→ Collection entries:

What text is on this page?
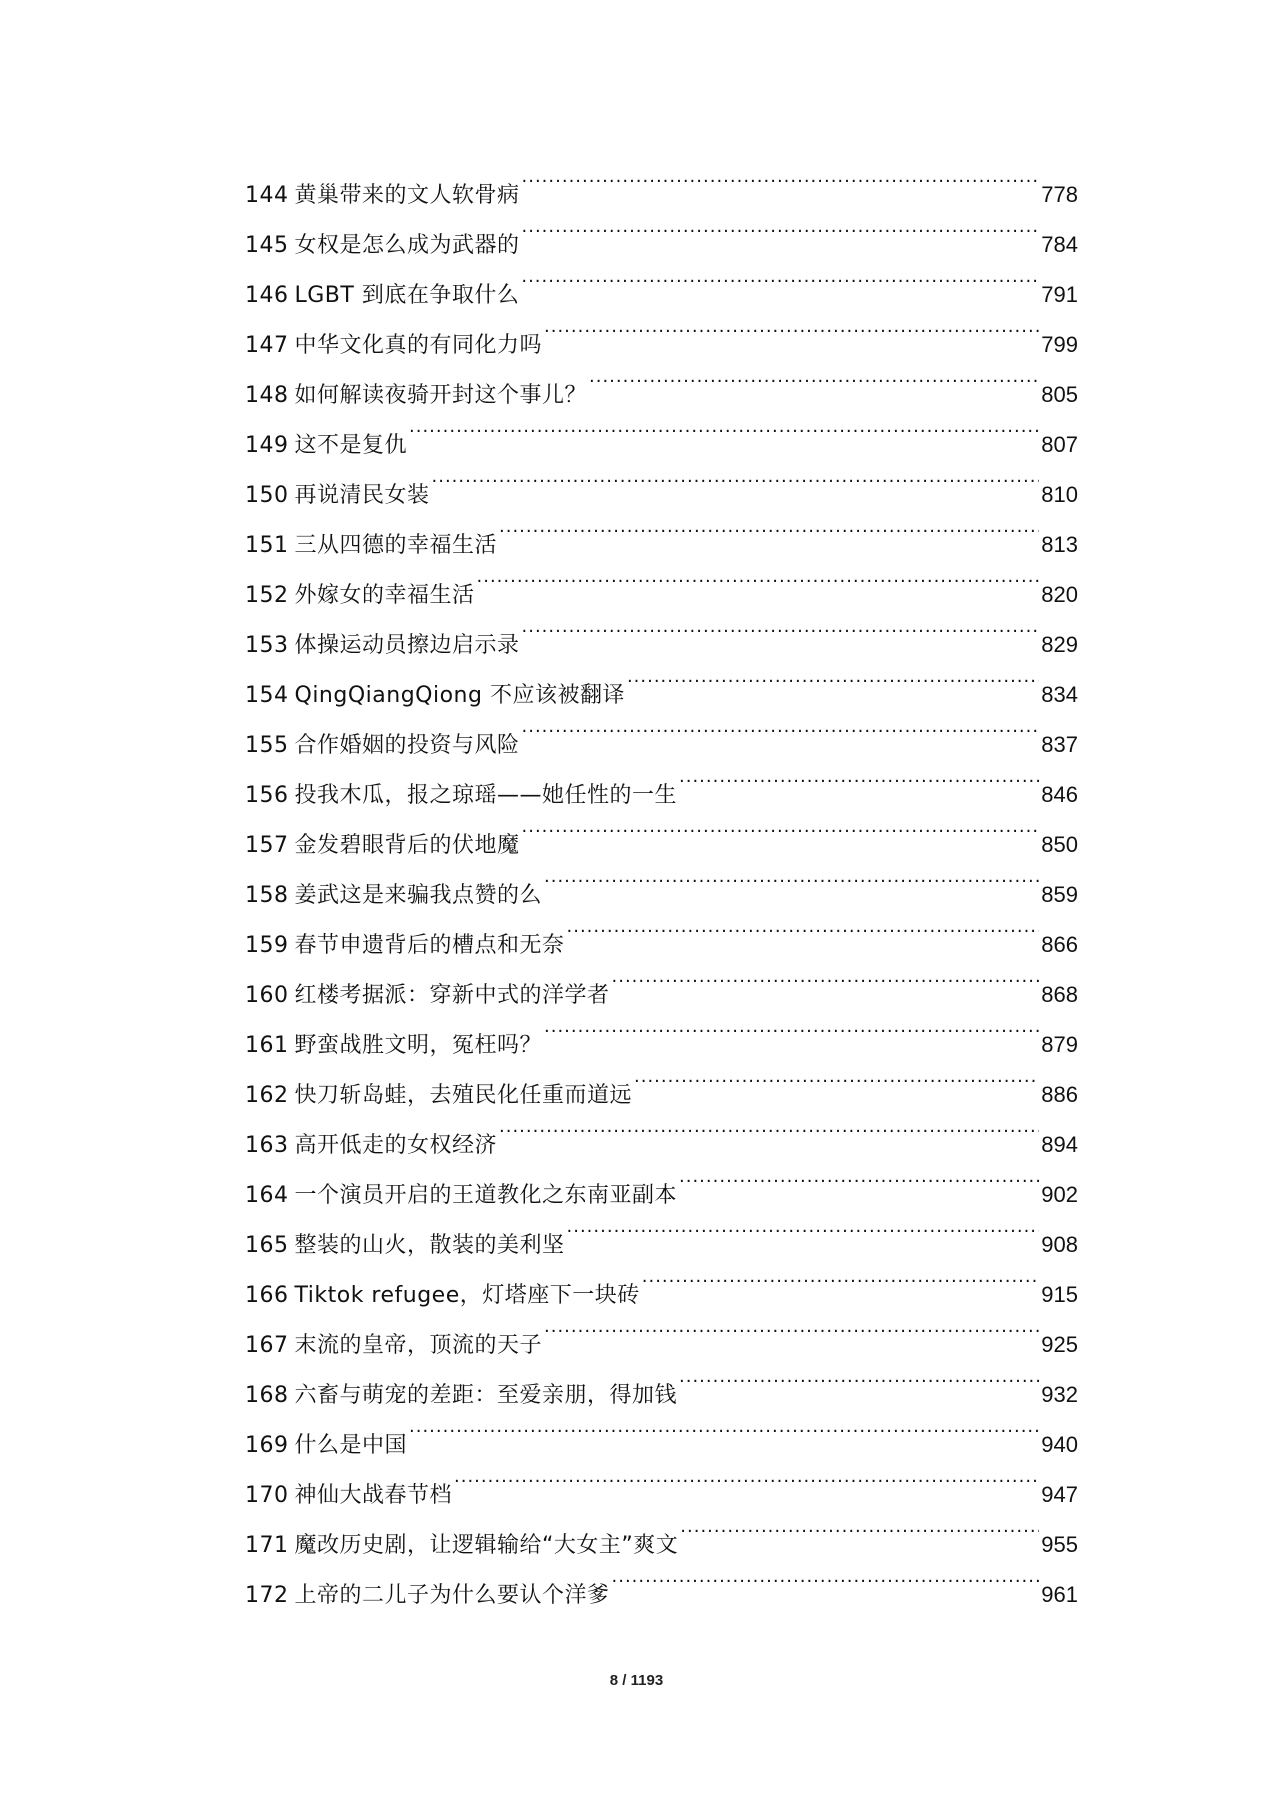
144 黄巢带来的文人软骨病 .....	778
145 女权是怎么成为武器的 .....	784
146 LGBT 到底在争取什么 .....	791
147 中华文化真的有同化力吗 .....	799
148 如何解读夜骑开封这个事儿？ .....	805
149 这不是复仇 .....	807
150 再说清民女装 .....	810
151 三从四德的幸福生活 .....	813
152 外嫁女的幸福生活 .....	820
153 体操运动员擦边启示录 .....	829
154 QingQiangQiong 不应该被翻译 .....	834
155 合作婚姻的投资与风险 .....	837
156 投我木瓜，报之琼瑶——她任性的一生 .....	846
157 金发碧眼背后的伏地魔 .....	850
158 姜武这是来骗我点赞的么 .....	859
159 春节申遗背后的槽点和无奈 .....	866
160 红楼考据派：穿新中式的洋学者 .....	868
161 野蛮战胜文明，冤枉吗？ .....	879
162 快刀斩岛蛙，去殖民化任重而道远 .....	886
163 高开低走的女权经济 .....	894
164 一个演员开启的王道教化之东南亚副本 .....	902
165 整装的山火，散装的美利坚 .....	908
166 Tiktok refugee，灯塔座下一块砖 .....	915
167 末流的皇帝，顶流的天子 .....	925
168 六畜与萌宠的差距：至爱亲朋，得加钱 .....	932
169 什么是中国 .....	940
170 神仙大战春节档 .....	947
171 魔改历史剧，让逻辑输给“大女主”爽文 .....	955
172 上帝的二儿子为什么要认个洋爹 .....	961
8 / 1193
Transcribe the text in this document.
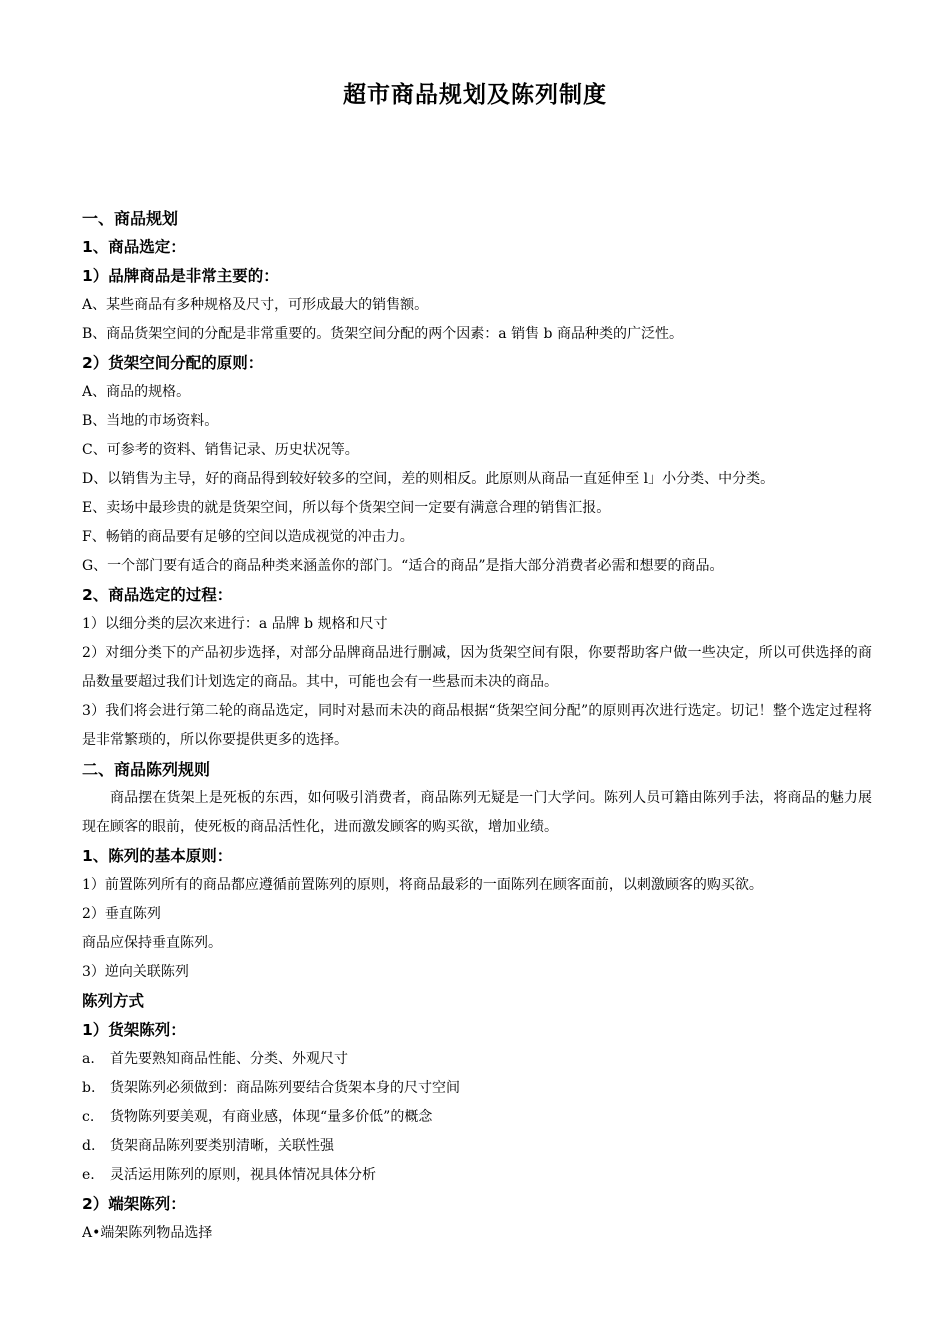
超市商品规划及陈列制度
一、商品规划
1、商品选定：
1）品牌商品是非常主要的：
A、某些商品有多种规格及尺寸，可形成最大的销售额。
B、商品货架空间的分配是非常重要的。货架空间分配的两个因素：a 销售 b 商品种类的广泛性。
2）货架空间分配的原则：
A、商品的规格。
B、当地的市场资料。
C、可参考的资料、销售记录、历史状况等。
D、以销售为主导，好的商品得到较好较多的空间，差的则相反。此原则从商品一直延伸至 l」小分类、中分类。
E、卖场中最珍贵的就是货架空间，所以每个货架空间一定要有满意合理的销售汇报。
F、畅销的商品要有足够的空间以造成视觉的冲击力。
G、一个部门要有适合的商品种类来涵盖你的部门。“适合的商品”是指大部分消费者必需和想要的商品。
2、商品选定的过程：
1）以细分类的层次来进行：a 品牌 b 规格和尺寸
2）对细分类下的产品初步选择，对部分品牌商品进行删减，因为货架空间有限，你要帮助客户做一些决定，所以可供选择的商品数量要超过我们计划选定的商品。其中，可能也会有一些悬而未决的商品。
3）我们将会进行第二轮的商品选定，同时对悬而未决的商品根据“货架空间分配”的原则再次进行选定。切记！整个选定过程将是非常繁琐的，所以你要提供更多的选择。
二、商品陈列规则
商品摆在货架上是死板的东西，如何吸引消费者，商品陈列无疑是一门大学问。陈列人员可籍由陈列手法，将商品的魅力展现在顾客的眼前，使死板的商品活性化，进而激发顾客的购买欲，增加业绩。
1、陈列的基本原则：
1）前置陈列所有的商品都应遵循前置陈列的原则，将商品最彩的一面陈列在顾客面前，以刺激顾客的购买欲。
2）垂直陈列
商品应保持垂直陈列。
3）逆向关联陈列
陈列方式
1）货架陈列：
a.	首先要熟知商品性能、分类、外观尺寸
b.	货架陈列必须做到：商品陈列要结合货架本身的尺寸空间
c.	货物陈列要美观，有商业感，体现“量多价低”的概念
d.	货架商品陈列要类别清晰，关联性强
e.	灵活运用陈列的原则，视具体情况具体分析
2）端架陈列：
A•端架陈列物品选择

→ Written exercise: Looking at the records above, extract only the lines from the one with "Transcribe the text in this document." through the last line, exactly, with the pictures left out.

→ Task output:
Transcribe the text in this document.
超市商品规划及陈列制度
一、商品规划
1、商品选定：
1）品牌商品是非常主要的：
A、某些商品有多种规格及尺寸，可形成最大的销售额。
B、商品货架空间的分配是非常重要的。货架空间分配的两个因素：a 销售 b 商品种类的广泛性。
2）货架空间分配的原则：
A、商品的规格。
B、当地的市场资料。
C、可参考的资料、销售记录、历史状况等。
D、以销售为主导，好的商品得到较好较多的空间，差的则相反。此原则从商品一直延伸至 l」小分类、中分类。
E、卖场中最珍贵的就是货架空间，所以每个货架空间一定要有满意合理的销售汇报。
F、畅销的商品要有足够的空间以造成视觉的冲击力。
G、一个部门要有适合的商品种类来涵盖你的部门。“适合的商品”是指大部分消费者必需和想要的商品。
2、商品选定的过程：
1）以细分类的层次来进行：a 品牌 b 规格和尺寸
2）对细分类下的产品初步选择，对部分品牌商品进行删减，因为货架空间有限，你要帮助客户做一些决定，所以可供选择的商品数量要超过我们计划选定的商品。其中，可能也会有一些悬而未决的商品。
3）我们将会进行第二轮的商品选定，同时对悬而未决的商品根据“货架空间分配”的原则再次进行选定。切记！整个选定过程将是非常繁琐的，所以你要提供更多的选择。
二、商品陈列规则
商品摆在货架上是死板的东西，如何吸引消费者，商品陈列无疑是一门大学问。陈列人员可籍由陈列手法，将商品的魅力展现在顾客的眼前，使死板的商品活性化，进而激发顾客的购买欲，增加业绩。
1、陈列的基本原则：
1）前置陈列所有的商品都应遵循前置陈列的原则，将商品最彩的一面陈列在顾客面前，以刺激顾客的购买欲。
2）垂直陈列
商品应保持垂直陈列。
3）逆向关联陈列
陈列方式
1）货架陈列：
a.	首先要熟知商品性能、分类、外观尺寸
b.	货架陈列必须做到：商品陈列要结合货架本身的尺寸空间
c.	货物陈列要美观，有商业感，体现“量多价低”的概念
d.	货架商品陈列要类别清晰，关联性强
e.	灵活运用陈列的原则，视具体情况具体分析
2）端架陈列：
A•端架陈列物品选择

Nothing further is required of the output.